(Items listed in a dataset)
^^^^^^^^^^^^^^^^
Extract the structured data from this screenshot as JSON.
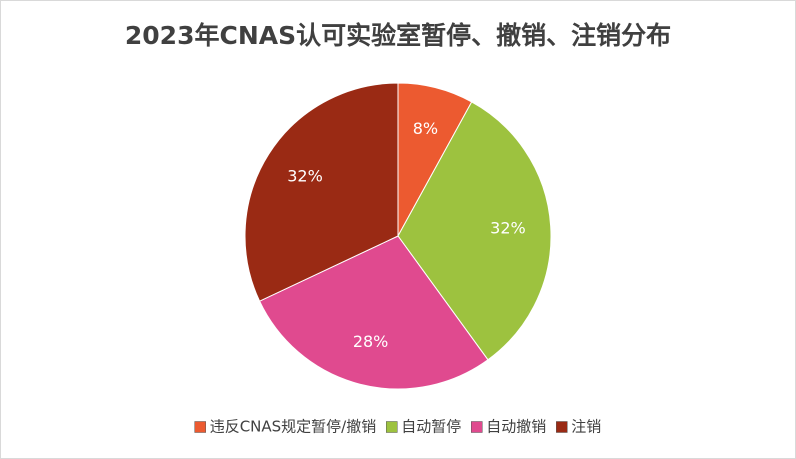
{
  "chart_data": {
    "type": "pie",
    "title": "2023年CNAS认可实验室暂停、撤销、注销分布",
    "categories": [
      "违反CNAS规定暂停/撤销",
      "自动暂停",
      "自动撤销",
      "注销"
    ],
    "values": [
      8,
      32,
      28,
      32
    ],
    "value_labels": [
      "8%",
      "32%",
      "28%",
      "32%"
    ],
    "colors": [
      "#ec5a30",
      "#9dc23f",
      "#e04a8f",
      "#9a2a14"
    ],
    "legend": "bottom"
  }
}
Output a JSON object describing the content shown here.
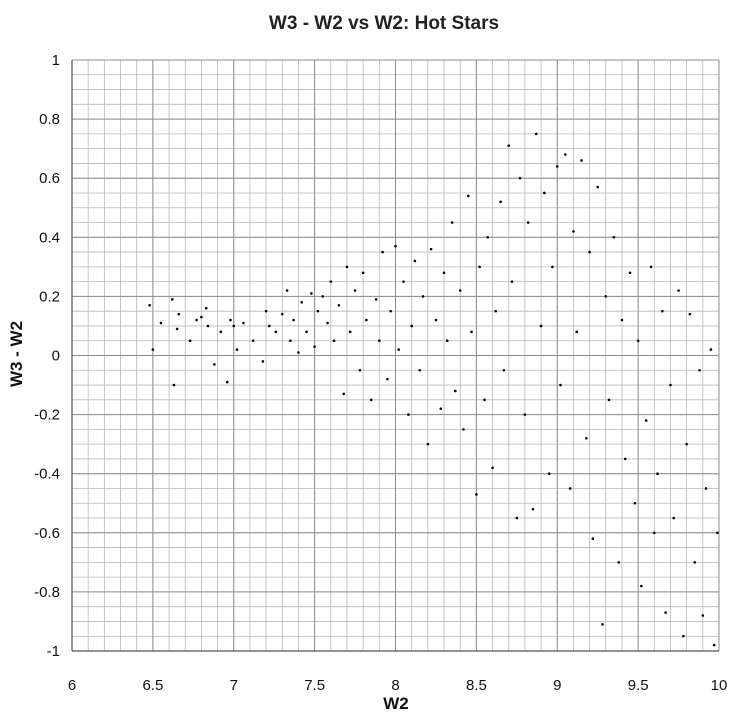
{
  "chart_data": {
    "type": "scatter",
    "title": "W3 - W2 vs W2: Hot Stars",
    "xlabel": "W2",
    "ylabel": "W3 - W2",
    "xlim": [
      6,
      10
    ],
    "ylim": [
      -1,
      1
    ],
    "x_ticks": [
      "6",
      "6.5",
      "7",
      "7.5",
      "8",
      "8.5",
      "9",
      "9.5",
      "10"
    ],
    "y_ticks": [
      "1",
      "0.8",
      "0.6",
      "0.4",
      "0.2",
      "0",
      "-0.2",
      "-0.4",
      "-0.6",
      "-0.8",
      "-1"
    ],
    "grid": true,
    "minor_gridlines": true,
    "legend": "none",
    "marker_color": "#000000",
    "grid_color": "#b8b8b8",
    "series": [
      {
        "points": [
          [
            6.48,
            0.17
          ],
          [
            6.5,
            0.02
          ],
          [
            6.55,
            0.11
          ],
          [
            6.62,
            0.19
          ],
          [
            6.63,
            -0.1
          ],
          [
            6.65,
            0.09
          ],
          [
            6.66,
            0.14
          ],
          [
            6.73,
            0.05
          ],
          [
            6.77,
            0.12
          ],
          [
            6.8,
            0.13
          ],
          [
            6.83,
            0.16
          ],
          [
            6.84,
            0.1
          ],
          [
            6.88,
            -0.03
          ],
          [
            6.92,
            0.08
          ],
          [
            6.96,
            -0.09
          ],
          [
            6.98,
            0.12
          ],
          [
            7.0,
            0.1
          ],
          [
            7.02,
            0.02
          ],
          [
            7.06,
            0.11
          ],
          [
            7.12,
            0.05
          ],
          [
            7.18,
            -0.02
          ],
          [
            7.2,
            0.15
          ],
          [
            7.22,
            0.1
          ],
          [
            7.26,
            0.08
          ],
          [
            7.3,
            0.14
          ],
          [
            7.33,
            0.22
          ],
          [
            7.35,
            0.05
          ],
          [
            7.37,
            0.12
          ],
          [
            7.4,
            0.01
          ],
          [
            7.42,
            0.18
          ],
          [
            7.45,
            0.08
          ],
          [
            7.48,
            0.21
          ],
          [
            7.5,
            0.03
          ],
          [
            7.52,
            0.15
          ],
          [
            7.55,
            0.2
          ],
          [
            7.58,
            0.11
          ],
          [
            7.6,
            0.25
          ],
          [
            7.62,
            0.05
          ],
          [
            7.65,
            0.17
          ],
          [
            7.68,
            -0.13
          ],
          [
            7.7,
            0.3
          ],
          [
            7.72,
            0.08
          ],
          [
            7.75,
            0.22
          ],
          [
            7.78,
            -0.05
          ],
          [
            7.8,
            0.28
          ],
          [
            7.82,
            0.12
          ],
          [
            7.85,
            -0.15
          ],
          [
            7.88,
            0.19
          ],
          [
            7.9,
            0.05
          ],
          [
            7.92,
            0.35
          ],
          [
            7.95,
            -0.08
          ],
          [
            7.97,
            0.15
          ],
          [
            8.0,
            0.37
          ],
          [
            8.02,
            0.02
          ],
          [
            8.05,
            0.25
          ],
          [
            8.08,
            -0.2
          ],
          [
            8.1,
            0.1
          ],
          [
            8.12,
            0.32
          ],
          [
            8.15,
            -0.05
          ],
          [
            8.17,
            0.2
          ],
          [
            8.2,
            -0.3
          ],
          [
            8.22,
            0.36
          ],
          [
            8.25,
            0.12
          ],
          [
            8.28,
            -0.18
          ],
          [
            8.3,
            0.28
          ],
          [
            8.32,
            0.05
          ],
          [
            8.35,
            0.45
          ],
          [
            8.37,
            -0.12
          ],
          [
            8.4,
            0.22
          ],
          [
            8.42,
            -0.25
          ],
          [
            8.45,
            0.54
          ],
          [
            8.47,
            0.08
          ],
          [
            8.5,
            -0.47
          ],
          [
            8.52,
            0.3
          ],
          [
            8.55,
            -0.15
          ],
          [
            8.57,
            0.4
          ],
          [
            8.6,
            -0.38
          ],
          [
            8.62,
            0.15
          ],
          [
            8.65,
            0.52
          ],
          [
            8.67,
            -0.05
          ],
          [
            8.7,
            0.71
          ],
          [
            8.72,
            0.25
          ],
          [
            8.75,
            -0.55
          ],
          [
            8.77,
            0.6
          ],
          [
            8.8,
            -0.2
          ],
          [
            8.82,
            0.45
          ],
          [
            8.85,
            -0.52
          ],
          [
            8.87,
            0.75
          ],
          [
            8.9,
            0.1
          ],
          [
            8.92,
            0.55
          ],
          [
            8.95,
            -0.4
          ],
          [
            8.97,
            0.3
          ],
          [
            9.0,
            0.64
          ],
          [
            9.02,
            -0.1
          ],
          [
            9.05,
            0.68
          ],
          [
            9.08,
            -0.45
          ],
          [
            9.1,
            0.42
          ],
          [
            9.12,
            0.08
          ],
          [
            9.15,
            0.66
          ],
          [
            9.18,
            -0.28
          ],
          [
            9.2,
            0.35
          ],
          [
            9.22,
            -0.62
          ],
          [
            9.25,
            0.57
          ],
          [
            9.28,
            -0.91
          ],
          [
            9.3,
            0.2
          ],
          [
            9.32,
            -0.15
          ],
          [
            9.35,
            0.4
          ],
          [
            9.38,
            -0.7
          ],
          [
            9.4,
            0.12
          ],
          [
            9.42,
            -0.35
          ],
          [
            9.45,
            0.28
          ],
          [
            9.48,
            -0.5
          ],
          [
            9.5,
            0.05
          ],
          [
            9.52,
            -0.78
          ],
          [
            9.55,
            -0.22
          ],
          [
            9.58,
            0.3
          ],
          [
            9.6,
            -0.6
          ],
          [
            9.62,
            -0.4
          ],
          [
            9.65,
            0.15
          ],
          [
            9.67,
            -0.87
          ],
          [
            9.7,
            -0.1
          ],
          [
            9.72,
            -0.55
          ],
          [
            9.75,
            0.22
          ],
          [
            9.78,
            -0.95
          ],
          [
            9.8,
            -0.3
          ],
          [
            9.82,
            0.14
          ],
          [
            9.85,
            -0.7
          ],
          [
            9.88,
            -0.05
          ],
          [
            9.9,
            -0.88
          ],
          [
            9.92,
            -0.45
          ],
          [
            9.95,
            0.02
          ],
          [
            9.97,
            -0.98
          ],
          [
            9.99,
            -0.6
          ]
        ]
      }
    ]
  }
}
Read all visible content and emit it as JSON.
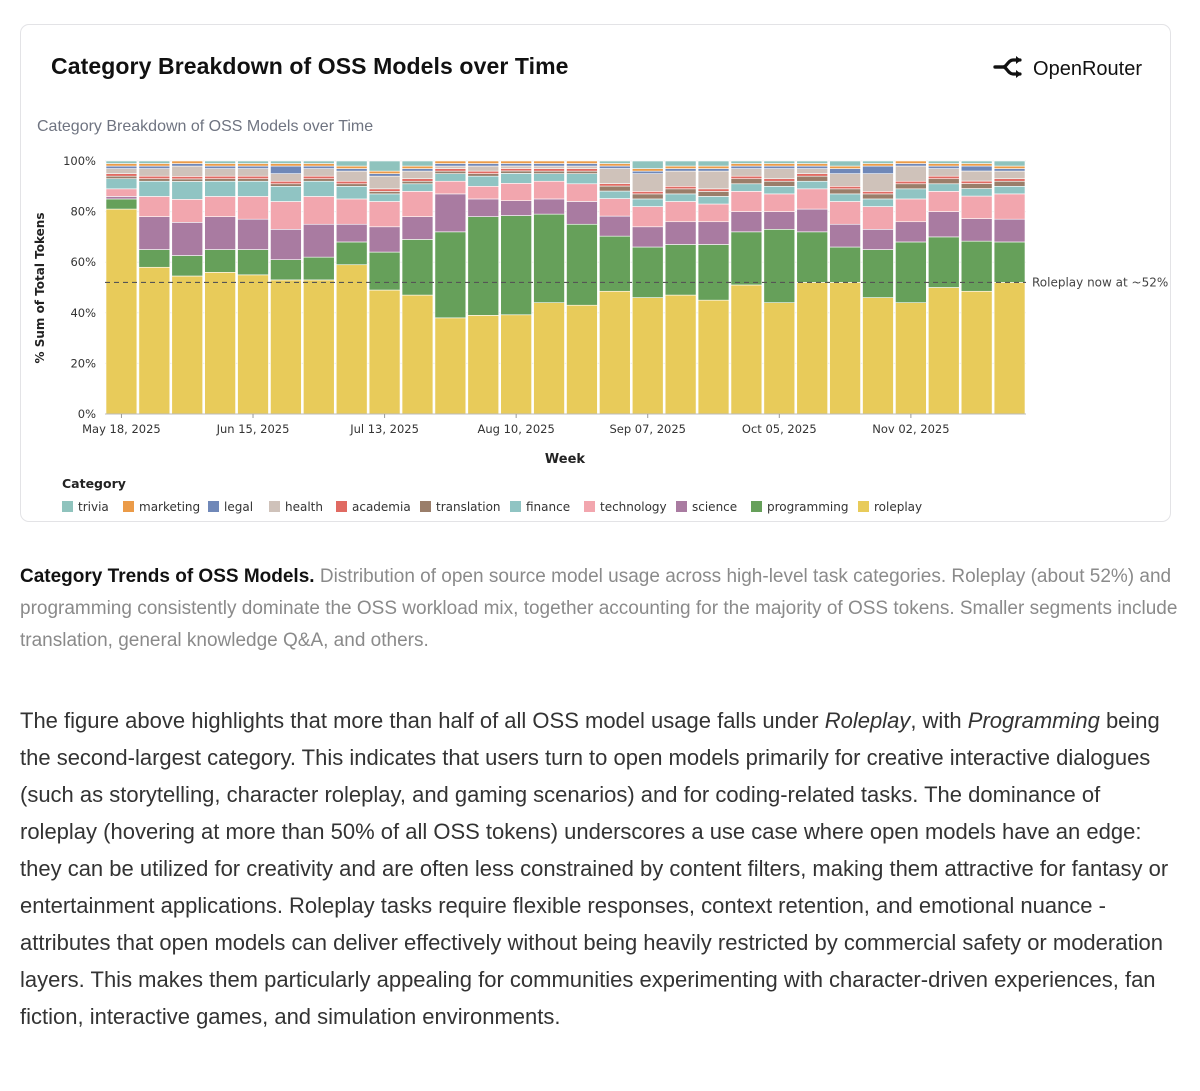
^^^^^^^^^^^^^^^^
** Task directions **
Reproduce every entry exactly, but omit each picture.

** The response **
Extract the structured data from this screenshot as JSON.
{
  "chart_data": {
    "type": "pie",
    "title": "2023年CNAS认可实验室暂停、撤销、注销分布",
    "categories": [
      "违反CNAS规定暂停/撤销",
      "自动暂停",
      "自动撤销",
      "注销"
    ],
    "values": [
      8,
      32,
      28,
      32
    ],
    "value_labels": [
      "8%",
      "32%",
      "28%",
      "32%"
    ],
    "colors": [
      "#ec5a30",
      "#9dc23f",
      "#e04a8f",
      "#9a2a14"
    ],
    "legend": "bottom"
  }
}
Output a JSON object describing the content shown here.
{
  "chart_data": {
    "type": "scatter",
    "title": "W3 - W2 vs W2: Hot Stars",
    "xlabel": "W2",
    "ylabel": "W3 - W2",
    "xlim": [
      6,
      10
    ],
    "ylim": [
      -1,
      1
    ],
    "x_ticks": [
      "6",
      "6.5",
      "7",
      "7.5",
      "8",
      "8.5",
      "9",
      "9.5",
      "10"
    ],
    "y_ticks": [
      "1",
      "0.8",
      "0.6",
      "0.4",
      "0.2",
      "0",
      "-0.2",
      "-0.4",
      "-0.6",
      "-0.8",
      "-1"
    ],
    "grid": true,
    "minor_gridlines": true,
    "legend": "none",
    "marker_color": "#000000",
    "grid_color": "#b8b8b8",
    "series": [
      {
        "points": [
          [
            6.48,
            0.17
          ],
          [
            6.5,
            0.02
          ],
          [
            6.55,
            0.11
          ],
          [
            6.62,
            0.19
          ],
          [
            6.63,
            -0.1
          ],
          [
            6.65,
            0.09
          ],
          [
            6.66,
            0.14
          ],
          [
            6.73,
            0.05
          ],
          [
            6.77,
            0.12
          ],
          [
            6.8,
            0.13
          ],
          [
            6.83,
            0.16
          ],
          [
            6.84,
            0.1
          ],
          [
            6.88,
            -0.03
          ],
          [
            6.92,
            0.08
          ],
          [
            6.96,
            -0.09
          ],
          [
            6.98,
            0.12
          ],
          [
            7.0,
            0.1
          ],
          [
            7.02,
            0.02
          ],
          [
            7.06,
            0.11
          ],
          [
            7.12,
            0.05
          ],
          [
            7.18,
            -0.02
          ],
          [
            7.2,
            0.15
          ],
          [
            7.22,
            0.1
          ],
          [
            7.26,
            0.08
          ],
          [
            7.3,
            0.14
          ],
          [
            7.33,
            0.22
          ],
          [
            7.35,
            0.05
          ],
          [
            7.37,
            0.12
          ],
          [
            7.4,
            0.01
          ],
          [
            7.42,
            0.18
          ],
          [
            7.45,
            0.08
          ],
          [
            7.48,
            0.21
          ],
          [
            7.5,
            0.03
          ],
          [
            7.52,
            0.15
          ],
          [
            7.55,
            0.2
          ],
          [
            7.58,
            0.11
          ],
          [
            7.6,
            0.25
          ],
          [
            7.62,
            0.05
          ],
          [
            7.65,
            0.17
          ],
          [
            7.68,
            -0.13
          ],
          [
            7.7,
            0.3
          ],
          [
            7.72,
            0.08
          ],
          [
            7.75,
            0.22
          ],
          [
            7.78,
            -0.05
          ],
          [
            7.8,
            0.28
          ],
          [
            7.82,
            0.12
          ],
          [
            7.85,
            -0.15
          ],
          [
            7.88,
            0.19
          ],
          [
            7.9,
            0.05
          ],
          [
            7.92,
            0.35
          ],
          [
            7.95,
            -0.08
          ],
          [
            7.97,
            0.15
          ],
          [
            8.0,
            0.37
          ],
          [
            8.02,
            0.02
          ],
          [
            8.05,
            0.25
          ],
          [
            8.08,
            -0.2
          ],
          [
            8.1,
            0.1
          ],
          [
            8.12,
            0.32
          ],
          [
            8.15,
            -0.05
          ],
          [
            8.17,
            0.2
          ],
          [
            8.2,
            -0.3
          ],
          [
            8.22,
            0.36
          ],
          [
            8.25,
            0.12
          ],
          [
            8.28,
            -0.18
          ],
          [
            8.3,
            0.28
          ],
          [
            8.32,
            0.05
          ],
          [
            8.35,
            0.45
          ],
          [
            8.37,
            -0.12
          ],
          [
            8.4,
            0.22
          ],
          [
            8.42,
            -0.25
          ],
          [
            8.45,
            0.54
          ],
          [
            8.47,
            0.08
          ],
          [
            8.5,
            -0.47
          ],
          [
            8.52,
            0.3
          ],
          [
            8.55,
            -0.15
          ],
          [
            8.57,
            0.4
          ],
          [
            8.6,
            -0.38
          ],
          [
            8.62,
            0.15
          ],
          [
            8.65,
            0.52
          ],
          [
            8.67,
            -0.05
          ],
          [
            8.7,
            0.71
          ],
          [
            8.72,
            0.25
          ],
          [
            8.75,
            -0.55
          ],
          [
            8.77,
            0.6
          ],
          [
            8.8,
            -0.2
          ],
          [
            8.82,
            0.45
          ],
          [
            8.85,
            -0.52
          ],
          [
            8.87,
            0.75
          ],
          [
            8.9,
            0.1
          ],
          [
            8.92,
            0.55
          ],
          [
            8.95,
            -0.4
          ],
          [
            8.97,
            0.3
          ],
          [
            9.0,
            0.64
          ],
          [
            9.02,
            -0.1
          ],
          [
            9.05,
            0.68
          ],
          [
            9.08,
            -0.45
          ],
          [
            9.1,
            0.42
          ],
          [
            9.12,
            0.08
          ],
          [
            9.15,
            0.66
          ],
          [
            9.18,
            -0.28
          ],
          [
            9.2,
            0.35
          ],
          [
            9.22,
            -0.62
          ],
          [
            9.25,
            0.57
          ],
          [
            9.28,
            -0.91
          ],
          [
            9.3,
            0.2
          ],
          [
            9.32,
            -0.15
          ],
          [
            9.35,
            0.4
          ],
          [
            9.38,
            -0.7
          ],
          [
            9.4,
            0.12
          ],
          [
            9.42,
            -0.35
          ],
          [
            9.45,
            0.28
          ],
          [
            9.48,
            -0.5
          ],
          [
            9.5,
            0.05
          ],
          [
            9.52,
            -0.78
          ],
          [
            9.55,
            -0.22
          ],
          [
            9.58,
            0.3
          ],
          [
            9.6,
            -0.6
          ],
          [
            9.62,
            -0.4
          ],
          [
            9.65,
            0.15
          ],
          [
            9.67,
            -0.87
          ],
          [
            9.7,
            -0.1
          ],
          [
            9.72,
            -0.55
          ],
          [
            9.75,
            0.22
          ],
          [
            9.78,
            -0.95
          ],
          [
            9.8,
            -0.3
          ],
          [
            9.82,
            0.14
          ],
          [
            9.85,
            -0.7
          ],
          [
            9.88,
            -0.05
          ],
          [
            9.9,
            -0.88
          ],
          [
            9.92,
            -0.45
          ],
          [
            9.95,
            0.02
          ],
          [
            9.97,
            -0.98
          ],
          [
            9.99,
            -0.6
          ]
        ]
      }
    ]
  }
}
Read all visible content and emit it as JSON.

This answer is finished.